▶ [指示 1]
アンテロープキャニオンについての文章によると、アッパーはナバホの言葉で何と呼ばれていますか。
▶ [指示 2]
エントリの冒頭から「The pre-destructed articles 290 is」を含む行まで（その行も含む）を、「recycling unit」を「recovery unit」に改めて書き直しなさい。ほかの部分は変えず、この範囲の行だけを示すこと。

▶ [出典抜粋]
□ □ □ □ □ □ □

ここはどこ? 地底の美術館? 自然が創り出した芸術「アンテロープキャニオン」

ヒーハー! 絶景続きのアメリカにハイテンションの旅人マリーシャ。

お次に目指すのは、アメリカ先住民ナバホ族の居住区内にある渓谷「アンテロープキャニオン」です! 一部では“写真家の聖地”と囁かれているだけあって、ここの写真を見た時にはその幻想的な姿に「絶対行きたい!」と思っていた。

ここは鉄砲水や雨風の侵食によってできた渓谷で、アッパーとロウワーのふたつの岩層に分かれている。アッパーはナバホの言葉で「水が岩を流れる場所」と呼ばれ、砂岩の隙間に差し込む太陽の光が神秘的で美しい、観光客で大混雑のスポット。

そしてロウワーは「螺旋の岩石アーチ」と言われ、世界の写真家を魅了するも足場が悪く散策が困難のため、比較的空いてるという穴場スポット。

さて私はどっちに行こうか…。東京の通勤ラッシュから逃れるために旅人生を選んだんだもの(?)、ロウワーをチョイスさせていただくことにした。

□ □ □ □ □ □ □

▶ [表示データ]
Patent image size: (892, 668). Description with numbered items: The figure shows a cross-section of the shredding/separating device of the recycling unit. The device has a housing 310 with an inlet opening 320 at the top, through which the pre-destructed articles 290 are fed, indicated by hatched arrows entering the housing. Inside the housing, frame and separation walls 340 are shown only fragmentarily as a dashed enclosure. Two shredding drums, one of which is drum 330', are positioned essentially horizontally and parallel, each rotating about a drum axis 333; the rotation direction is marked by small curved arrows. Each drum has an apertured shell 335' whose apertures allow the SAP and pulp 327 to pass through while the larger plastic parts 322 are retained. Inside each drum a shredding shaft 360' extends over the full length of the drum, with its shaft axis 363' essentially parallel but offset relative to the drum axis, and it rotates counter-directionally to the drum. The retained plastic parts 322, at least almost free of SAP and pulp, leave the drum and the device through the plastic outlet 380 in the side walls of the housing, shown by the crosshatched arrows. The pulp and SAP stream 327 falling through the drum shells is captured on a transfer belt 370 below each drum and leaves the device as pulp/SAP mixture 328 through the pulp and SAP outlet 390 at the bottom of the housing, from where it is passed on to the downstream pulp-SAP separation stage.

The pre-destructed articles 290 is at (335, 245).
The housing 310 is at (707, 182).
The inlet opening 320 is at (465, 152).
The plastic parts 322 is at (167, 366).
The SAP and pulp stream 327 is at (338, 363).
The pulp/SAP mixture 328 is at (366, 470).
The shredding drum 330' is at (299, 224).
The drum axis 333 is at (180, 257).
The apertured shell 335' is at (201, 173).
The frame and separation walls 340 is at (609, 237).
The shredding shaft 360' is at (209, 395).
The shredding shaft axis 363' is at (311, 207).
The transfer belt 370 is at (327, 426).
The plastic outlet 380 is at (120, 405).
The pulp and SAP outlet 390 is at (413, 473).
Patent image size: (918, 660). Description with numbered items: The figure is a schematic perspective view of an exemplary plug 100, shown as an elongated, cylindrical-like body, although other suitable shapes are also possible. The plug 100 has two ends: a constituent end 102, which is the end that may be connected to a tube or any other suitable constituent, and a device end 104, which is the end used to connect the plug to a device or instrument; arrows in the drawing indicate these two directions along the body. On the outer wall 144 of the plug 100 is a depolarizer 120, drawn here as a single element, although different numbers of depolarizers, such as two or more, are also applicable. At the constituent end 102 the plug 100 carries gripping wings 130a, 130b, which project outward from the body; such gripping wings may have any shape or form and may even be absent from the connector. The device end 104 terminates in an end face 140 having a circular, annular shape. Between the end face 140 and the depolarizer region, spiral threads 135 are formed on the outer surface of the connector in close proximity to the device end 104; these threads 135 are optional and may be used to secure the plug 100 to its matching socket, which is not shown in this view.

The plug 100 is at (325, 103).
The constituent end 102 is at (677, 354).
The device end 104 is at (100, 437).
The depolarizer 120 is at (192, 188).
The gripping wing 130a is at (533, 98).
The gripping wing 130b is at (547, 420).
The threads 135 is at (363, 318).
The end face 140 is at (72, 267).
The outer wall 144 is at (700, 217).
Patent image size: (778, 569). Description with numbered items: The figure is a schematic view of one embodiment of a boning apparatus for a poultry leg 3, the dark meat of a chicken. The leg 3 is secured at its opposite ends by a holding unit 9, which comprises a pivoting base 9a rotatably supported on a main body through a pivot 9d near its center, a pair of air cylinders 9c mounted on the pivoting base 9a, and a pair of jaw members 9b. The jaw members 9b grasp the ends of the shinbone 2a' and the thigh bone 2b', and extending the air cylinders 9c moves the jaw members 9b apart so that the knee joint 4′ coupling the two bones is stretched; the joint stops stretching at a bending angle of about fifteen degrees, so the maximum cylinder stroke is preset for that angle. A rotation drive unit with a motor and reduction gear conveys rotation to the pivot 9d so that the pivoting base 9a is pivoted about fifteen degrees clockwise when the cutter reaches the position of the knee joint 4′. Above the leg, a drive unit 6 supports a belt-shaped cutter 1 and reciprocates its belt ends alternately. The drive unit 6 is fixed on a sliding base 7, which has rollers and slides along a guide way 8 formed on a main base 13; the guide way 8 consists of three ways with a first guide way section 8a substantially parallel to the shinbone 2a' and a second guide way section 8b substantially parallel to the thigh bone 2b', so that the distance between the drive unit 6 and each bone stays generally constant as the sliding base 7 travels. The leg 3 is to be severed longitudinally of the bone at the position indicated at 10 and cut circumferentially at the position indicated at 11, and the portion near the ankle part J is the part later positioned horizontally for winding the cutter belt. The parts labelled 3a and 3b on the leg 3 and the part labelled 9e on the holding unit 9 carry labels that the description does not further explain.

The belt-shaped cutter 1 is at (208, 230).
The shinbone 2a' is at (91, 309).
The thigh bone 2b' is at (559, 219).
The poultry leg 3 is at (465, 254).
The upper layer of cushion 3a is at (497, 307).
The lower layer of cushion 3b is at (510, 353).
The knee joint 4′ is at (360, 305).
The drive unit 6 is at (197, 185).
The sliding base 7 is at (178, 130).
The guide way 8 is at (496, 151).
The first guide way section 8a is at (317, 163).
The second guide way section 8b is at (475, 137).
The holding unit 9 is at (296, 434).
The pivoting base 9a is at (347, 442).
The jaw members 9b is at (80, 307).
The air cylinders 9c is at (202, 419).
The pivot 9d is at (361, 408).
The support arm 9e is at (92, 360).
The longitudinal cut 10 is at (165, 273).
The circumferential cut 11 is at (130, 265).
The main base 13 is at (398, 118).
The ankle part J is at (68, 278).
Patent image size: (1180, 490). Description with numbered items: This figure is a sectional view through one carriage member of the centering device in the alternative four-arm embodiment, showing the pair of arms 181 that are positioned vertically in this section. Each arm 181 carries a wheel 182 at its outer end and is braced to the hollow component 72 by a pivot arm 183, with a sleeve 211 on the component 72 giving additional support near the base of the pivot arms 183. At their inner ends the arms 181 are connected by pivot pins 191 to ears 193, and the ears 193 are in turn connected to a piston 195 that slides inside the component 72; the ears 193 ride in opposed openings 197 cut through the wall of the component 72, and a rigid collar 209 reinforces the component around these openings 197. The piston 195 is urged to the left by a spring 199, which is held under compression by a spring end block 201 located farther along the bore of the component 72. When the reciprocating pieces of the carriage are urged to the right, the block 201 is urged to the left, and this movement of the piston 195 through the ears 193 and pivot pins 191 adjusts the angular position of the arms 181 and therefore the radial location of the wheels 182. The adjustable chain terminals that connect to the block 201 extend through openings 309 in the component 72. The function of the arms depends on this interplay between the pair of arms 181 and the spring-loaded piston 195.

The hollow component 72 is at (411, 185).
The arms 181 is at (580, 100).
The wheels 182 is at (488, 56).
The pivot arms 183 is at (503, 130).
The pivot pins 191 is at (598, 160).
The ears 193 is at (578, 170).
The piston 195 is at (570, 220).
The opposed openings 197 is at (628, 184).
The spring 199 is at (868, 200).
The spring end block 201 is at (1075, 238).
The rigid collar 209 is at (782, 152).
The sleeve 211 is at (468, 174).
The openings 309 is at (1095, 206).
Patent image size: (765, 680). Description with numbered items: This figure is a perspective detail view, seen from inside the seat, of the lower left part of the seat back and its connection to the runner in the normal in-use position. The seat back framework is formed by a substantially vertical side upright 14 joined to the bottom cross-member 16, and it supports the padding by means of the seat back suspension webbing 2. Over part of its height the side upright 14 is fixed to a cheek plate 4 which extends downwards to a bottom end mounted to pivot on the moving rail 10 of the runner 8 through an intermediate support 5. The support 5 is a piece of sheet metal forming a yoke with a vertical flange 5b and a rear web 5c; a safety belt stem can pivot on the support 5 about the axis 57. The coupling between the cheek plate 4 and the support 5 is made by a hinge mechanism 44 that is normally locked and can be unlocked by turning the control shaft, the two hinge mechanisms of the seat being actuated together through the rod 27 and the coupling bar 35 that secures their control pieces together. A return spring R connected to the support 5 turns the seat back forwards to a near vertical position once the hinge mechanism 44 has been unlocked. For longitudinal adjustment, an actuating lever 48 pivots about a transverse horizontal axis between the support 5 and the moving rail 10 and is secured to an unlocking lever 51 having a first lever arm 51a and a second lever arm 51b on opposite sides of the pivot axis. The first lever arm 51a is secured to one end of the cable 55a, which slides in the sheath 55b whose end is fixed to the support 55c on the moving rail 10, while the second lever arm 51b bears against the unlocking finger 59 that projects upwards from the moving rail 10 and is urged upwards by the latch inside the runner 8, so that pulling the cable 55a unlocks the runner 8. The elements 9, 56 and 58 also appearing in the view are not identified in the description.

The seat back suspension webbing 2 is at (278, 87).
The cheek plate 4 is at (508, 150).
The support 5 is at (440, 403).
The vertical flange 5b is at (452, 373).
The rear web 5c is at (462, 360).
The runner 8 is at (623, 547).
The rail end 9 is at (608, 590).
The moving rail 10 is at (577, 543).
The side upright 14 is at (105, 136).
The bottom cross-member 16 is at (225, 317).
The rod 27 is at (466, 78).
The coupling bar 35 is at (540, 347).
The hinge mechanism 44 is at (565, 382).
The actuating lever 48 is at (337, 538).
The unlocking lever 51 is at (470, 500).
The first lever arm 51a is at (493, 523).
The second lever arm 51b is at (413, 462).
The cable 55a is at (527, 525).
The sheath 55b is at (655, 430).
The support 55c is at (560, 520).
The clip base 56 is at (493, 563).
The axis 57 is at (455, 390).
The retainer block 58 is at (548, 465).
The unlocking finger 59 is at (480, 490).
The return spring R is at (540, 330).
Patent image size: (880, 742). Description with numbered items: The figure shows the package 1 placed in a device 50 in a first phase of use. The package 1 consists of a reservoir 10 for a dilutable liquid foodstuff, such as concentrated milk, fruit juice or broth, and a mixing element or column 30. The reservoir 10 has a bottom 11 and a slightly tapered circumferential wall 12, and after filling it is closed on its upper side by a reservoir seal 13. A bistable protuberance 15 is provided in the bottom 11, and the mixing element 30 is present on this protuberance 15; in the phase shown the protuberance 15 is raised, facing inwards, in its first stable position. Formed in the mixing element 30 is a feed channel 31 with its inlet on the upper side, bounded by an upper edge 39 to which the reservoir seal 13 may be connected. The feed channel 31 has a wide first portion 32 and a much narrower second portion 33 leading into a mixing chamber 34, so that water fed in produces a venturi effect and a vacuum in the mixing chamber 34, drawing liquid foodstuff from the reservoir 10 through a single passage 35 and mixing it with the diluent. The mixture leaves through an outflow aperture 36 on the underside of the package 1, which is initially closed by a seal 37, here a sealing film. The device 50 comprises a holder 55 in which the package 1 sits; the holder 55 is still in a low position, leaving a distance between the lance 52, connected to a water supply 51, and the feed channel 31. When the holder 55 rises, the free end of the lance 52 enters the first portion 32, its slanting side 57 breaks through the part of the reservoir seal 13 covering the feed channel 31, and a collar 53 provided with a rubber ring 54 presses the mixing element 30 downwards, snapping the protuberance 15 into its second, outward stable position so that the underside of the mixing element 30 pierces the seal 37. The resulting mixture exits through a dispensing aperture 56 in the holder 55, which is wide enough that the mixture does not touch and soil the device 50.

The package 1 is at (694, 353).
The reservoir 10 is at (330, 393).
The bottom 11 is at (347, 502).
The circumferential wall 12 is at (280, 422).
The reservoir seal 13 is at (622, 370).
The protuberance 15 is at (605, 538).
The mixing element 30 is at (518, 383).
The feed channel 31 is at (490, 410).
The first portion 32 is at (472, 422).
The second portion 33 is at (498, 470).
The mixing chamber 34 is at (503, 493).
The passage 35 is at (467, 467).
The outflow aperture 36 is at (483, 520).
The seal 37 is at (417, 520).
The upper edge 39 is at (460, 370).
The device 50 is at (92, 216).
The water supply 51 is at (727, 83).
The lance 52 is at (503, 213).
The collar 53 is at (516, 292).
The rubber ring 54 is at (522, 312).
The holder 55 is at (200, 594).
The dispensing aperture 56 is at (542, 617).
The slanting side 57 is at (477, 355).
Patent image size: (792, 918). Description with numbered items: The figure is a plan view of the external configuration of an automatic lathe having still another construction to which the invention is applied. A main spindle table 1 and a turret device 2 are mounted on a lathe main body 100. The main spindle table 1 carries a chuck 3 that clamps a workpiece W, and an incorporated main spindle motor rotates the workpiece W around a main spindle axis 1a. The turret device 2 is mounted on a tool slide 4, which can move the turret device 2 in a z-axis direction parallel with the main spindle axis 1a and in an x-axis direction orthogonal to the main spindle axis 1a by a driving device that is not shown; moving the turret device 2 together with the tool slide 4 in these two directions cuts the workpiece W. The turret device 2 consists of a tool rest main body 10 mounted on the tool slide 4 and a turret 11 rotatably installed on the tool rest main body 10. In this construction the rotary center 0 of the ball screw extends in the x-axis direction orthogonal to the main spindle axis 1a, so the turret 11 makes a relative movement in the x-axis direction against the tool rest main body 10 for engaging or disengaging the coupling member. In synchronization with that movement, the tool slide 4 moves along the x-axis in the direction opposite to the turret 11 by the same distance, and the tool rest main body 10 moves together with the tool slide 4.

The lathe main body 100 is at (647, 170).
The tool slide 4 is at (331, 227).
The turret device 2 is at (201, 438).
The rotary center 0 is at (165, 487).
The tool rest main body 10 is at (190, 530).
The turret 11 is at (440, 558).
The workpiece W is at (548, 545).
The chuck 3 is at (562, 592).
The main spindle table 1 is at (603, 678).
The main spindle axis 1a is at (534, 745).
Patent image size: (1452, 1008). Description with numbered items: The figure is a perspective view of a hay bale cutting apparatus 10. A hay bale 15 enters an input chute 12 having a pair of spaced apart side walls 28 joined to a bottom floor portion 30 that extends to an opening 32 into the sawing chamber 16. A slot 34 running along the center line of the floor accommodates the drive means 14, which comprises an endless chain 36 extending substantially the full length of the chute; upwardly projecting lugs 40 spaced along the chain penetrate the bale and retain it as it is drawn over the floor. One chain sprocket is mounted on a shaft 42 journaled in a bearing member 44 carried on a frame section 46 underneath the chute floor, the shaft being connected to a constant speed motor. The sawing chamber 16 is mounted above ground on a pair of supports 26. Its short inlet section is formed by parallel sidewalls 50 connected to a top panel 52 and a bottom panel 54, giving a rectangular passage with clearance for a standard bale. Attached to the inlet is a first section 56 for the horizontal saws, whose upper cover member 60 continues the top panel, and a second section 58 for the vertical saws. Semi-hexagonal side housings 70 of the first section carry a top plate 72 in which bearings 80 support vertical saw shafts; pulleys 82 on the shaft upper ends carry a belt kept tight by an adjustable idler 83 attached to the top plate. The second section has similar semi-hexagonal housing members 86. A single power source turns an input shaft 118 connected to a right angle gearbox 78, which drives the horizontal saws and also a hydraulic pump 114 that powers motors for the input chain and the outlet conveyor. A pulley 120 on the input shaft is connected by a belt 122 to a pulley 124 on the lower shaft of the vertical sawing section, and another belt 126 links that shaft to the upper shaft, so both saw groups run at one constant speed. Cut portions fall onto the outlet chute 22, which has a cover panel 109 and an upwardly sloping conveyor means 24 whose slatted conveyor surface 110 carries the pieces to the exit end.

□ □ □ □ □ □ □

▶ [正解 1]
「水が岩を流れる場所」と呼ばれています。

▶ [正解 2]
Patent image size: (892, 668). Description with numbered items: The figure shows a cross-section of the shredding/separating device of the recovery unit. The device has a housing 310 with an inlet opening 320 at the top, through which the pre-destructed articles 290 are fed, indicated by hatched arrows entering the housing. Inside the housing, frame and separation walls 340 are shown only fragmentarily as a dashed enclosure. Two shredding drums, one of which is drum 330', are positioned essentially horizontally and parallel, each rotating about a drum axis 333; the rotation direction is marked by small curved arrows. Each drum has an apertured shell 335' whose apertures allow the SAP and pulp 327 to pass through while the larger plastic parts 322 are retained. Inside each drum a shredding shaft 360' extends over the full length of the drum, with its shaft axis 363' essentially parallel but offset relative to the drum axis, and it rotates counter-directionally to the drum. The retained plastic parts 322, at least almost free of SAP and pulp, leave the drum and the device through the plastic outlet 380 in the side walls of the housing, shown by the crosshatched arrows. The pulp and SAP stream 327 falling through the drum shells is captured on a transfer belt 370 below each drum and leaves the device as pulp/SAP mixture 328 through the pulp and SAP outlet 390 at the bottom of the housing, from where it is passed on to the downstream pulp-SAP separation stage.

The pre-destructed articles 290 is at (335, 245).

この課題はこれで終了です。